Rows from a figure dataset
********

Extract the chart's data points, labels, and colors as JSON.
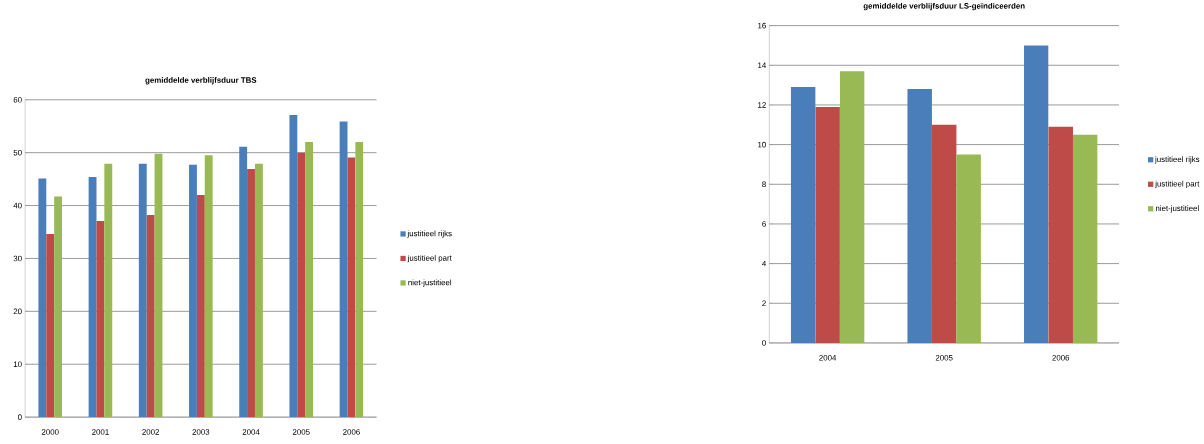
{
  "chart_data": [
    {
      "type": "bar",
      "title": "gemiddelde verblijfsduur TBS",
      "categories": [
        "2000",
        "2001",
        "2002",
        "2003",
        "2004",
        "2005",
        "2006"
      ],
      "series": [
        {
          "name": "justitieel rijks",
          "color": "#4a7ebb",
          "values": [
            45.1,
            45.4,
            47.9,
            47.7,
            51.1,
            57.1,
            55.9
          ]
        },
        {
          "name": "justitieel part",
          "color": "#be4b48",
          "values": [
            34.6,
            37.1,
            38.2,
            42.0,
            46.9,
            50.0,
            49.1
          ]
        },
        {
          "name": "niet-justitieel",
          "color": "#98b954",
          "values": [
            41.7,
            47.9,
            49.8,
            49.5,
            47.9,
            52.0,
            52.0
          ]
        }
      ],
      "ylim": [
        0,
        60
      ],
      "yticks": [
        0,
        10,
        20,
        30,
        40,
        50,
        60
      ],
      "grid": "y",
      "legend": "right"
    },
    {
      "type": "bar",
      "title": "gemiddelde verblijfsduur LS-geïndiceerden",
      "categories": [
        "2004",
        "2005",
        "2006"
      ],
      "series": [
        {
          "name": "justitieel rijks",
          "color": "#4a7ebb",
          "values": [
            12.9,
            12.8,
            15.0
          ]
        },
        {
          "name": "justitieel part",
          "color": "#be4b48",
          "values": [
            11.9,
            11.0,
            10.9
          ]
        },
        {
          "name": "niet-justitieel",
          "color": "#98b954",
          "values": [
            13.7,
            9.5,
            10.5
          ]
        }
      ],
      "ylim": [
        0,
        16
      ],
      "yticks": [
        0,
        2,
        4,
        6,
        8,
        10,
        12,
        14,
        16
      ],
      "grid": "y",
      "legend": "right"
    }
  ]
}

********

WHAT YOU SHOULD DO
Would you set down the listing exactly, omitting pictures?

FINAL RESULT
Extract the chart's data points, labels, and colors as JSON.
{
  "chart_data": [
    {
      "type": "bar",
      "title": "gemiddelde verblijfsduur TBS",
      "categories": [
        "2000",
        "2001",
        "2002",
        "2003",
        "2004",
        "2005",
        "2006"
      ],
      "series": [
        {
          "name": "justitieel rijks",
          "color": "#4a7ebb",
          "values": [
            45.1,
            45.4,
            47.9,
            47.7,
            51.1,
            57.1,
            55.9
          ]
        },
        {
          "name": "justitieel part",
          "color": "#be4b48",
          "values": [
            34.6,
            37.1,
            38.2,
            42.0,
            46.9,
            50.0,
            49.1
          ]
        },
        {
          "name": "niet-justitieel",
          "color": "#98b954",
          "values": [
            41.7,
            47.9,
            49.8,
            49.5,
            47.9,
            52.0,
            52.0
          ]
        }
      ],
      "ylim": [
        0,
        60
      ],
      "yticks": [
        0,
        10,
        20,
        30,
        40,
        50,
        60
      ],
      "grid": "y",
      "legend": "right"
    },
    {
      "type": "bar",
      "title": "gemiddelde verblijfsduur LS-geïndiceerden",
      "categories": [
        "2004",
        "2005",
        "2006"
      ],
      "series": [
        {
          "name": "justitieel rijks",
          "color": "#4a7ebb",
          "values": [
            12.9,
            12.8,
            15.0
          ]
        },
        {
          "name": "justitieel part",
          "color": "#be4b48",
          "values": [
            11.9,
            11.0,
            10.9
          ]
        },
        {
          "name": "niet-justitieel",
          "color": "#98b954",
          "values": [
            13.7,
            9.5,
            10.5
          ]
        }
      ],
      "ylim": [
        0,
        16
      ],
      "yticks": [
        0,
        2,
        4,
        6,
        8,
        10,
        12,
        14,
        16
      ],
      "grid": "y",
      "legend": "right"
    }
  ]
}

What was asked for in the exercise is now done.